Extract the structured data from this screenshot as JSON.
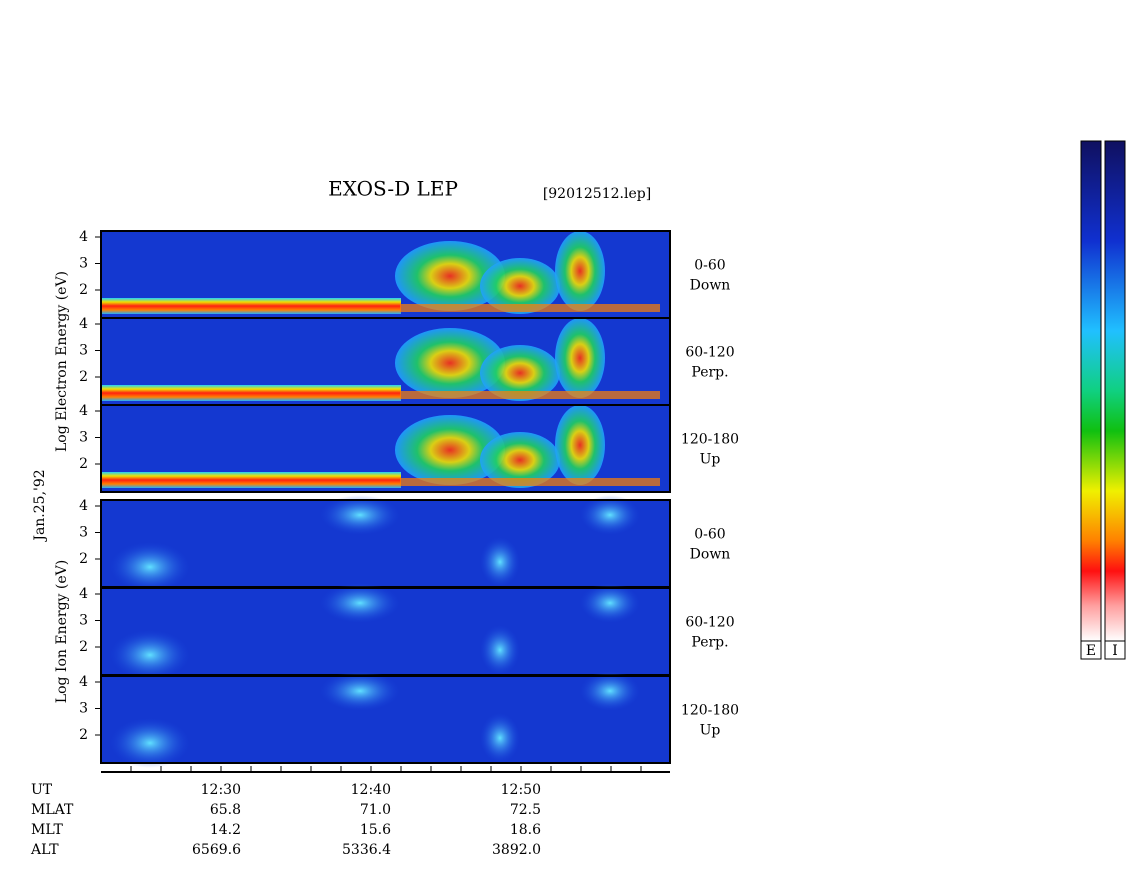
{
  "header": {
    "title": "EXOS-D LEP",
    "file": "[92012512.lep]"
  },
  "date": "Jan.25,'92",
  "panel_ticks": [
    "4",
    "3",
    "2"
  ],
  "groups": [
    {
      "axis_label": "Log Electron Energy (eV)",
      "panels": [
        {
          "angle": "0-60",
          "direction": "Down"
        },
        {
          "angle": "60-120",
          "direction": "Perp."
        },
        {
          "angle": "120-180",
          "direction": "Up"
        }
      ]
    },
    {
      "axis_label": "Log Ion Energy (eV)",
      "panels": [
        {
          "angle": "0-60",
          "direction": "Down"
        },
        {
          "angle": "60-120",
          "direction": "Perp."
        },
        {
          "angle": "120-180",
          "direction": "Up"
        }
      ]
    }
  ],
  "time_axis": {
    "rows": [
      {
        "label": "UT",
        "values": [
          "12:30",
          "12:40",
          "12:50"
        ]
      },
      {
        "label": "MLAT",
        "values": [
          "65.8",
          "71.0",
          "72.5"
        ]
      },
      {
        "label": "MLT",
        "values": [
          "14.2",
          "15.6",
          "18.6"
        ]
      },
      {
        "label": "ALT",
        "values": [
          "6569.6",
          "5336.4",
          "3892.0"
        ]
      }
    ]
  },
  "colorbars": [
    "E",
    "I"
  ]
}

_Problem details_
Send back the data above word for word, with the pictures left out.

_Result of this exercise_
Extract the structured data from this screenshot as JSON.
{
  "header": {
    "title": "EXOS-D LEP",
    "file": "[92012512.lep]"
  },
  "date": "Jan.25,'92",
  "panel_ticks": [
    "4",
    "3",
    "2"
  ],
  "groups": [
    {
      "axis_label": "Log Electron Energy (eV)",
      "panels": [
        {
          "angle": "0-60",
          "direction": "Down"
        },
        {
          "angle": "60-120",
          "direction": "Perp."
        },
        {
          "angle": "120-180",
          "direction": "Up"
        }
      ]
    },
    {
      "axis_label": "Log Ion Energy (eV)",
      "panels": [
        {
          "angle": "0-60",
          "direction": "Down"
        },
        {
          "angle": "60-120",
          "direction": "Perp."
        },
        {
          "angle": "120-180",
          "direction": "Up"
        }
      ]
    }
  ],
  "time_axis": {
    "rows": [
      {
        "label": "UT",
        "values": [
          "12:30",
          "12:40",
          "12:50"
        ]
      },
      {
        "label": "MLAT",
        "values": [
          "65.8",
          "71.0",
          "72.5"
        ]
      },
      {
        "label": "MLT",
        "values": [
          "14.2",
          "15.6",
          "18.6"
        ]
      },
      {
        "label": "ALT",
        "values": [
          "6569.6",
          "5336.4",
          "3892.0"
        ]
      }
    ]
  },
  "colorbars": [
    "E",
    "I"
  ]
}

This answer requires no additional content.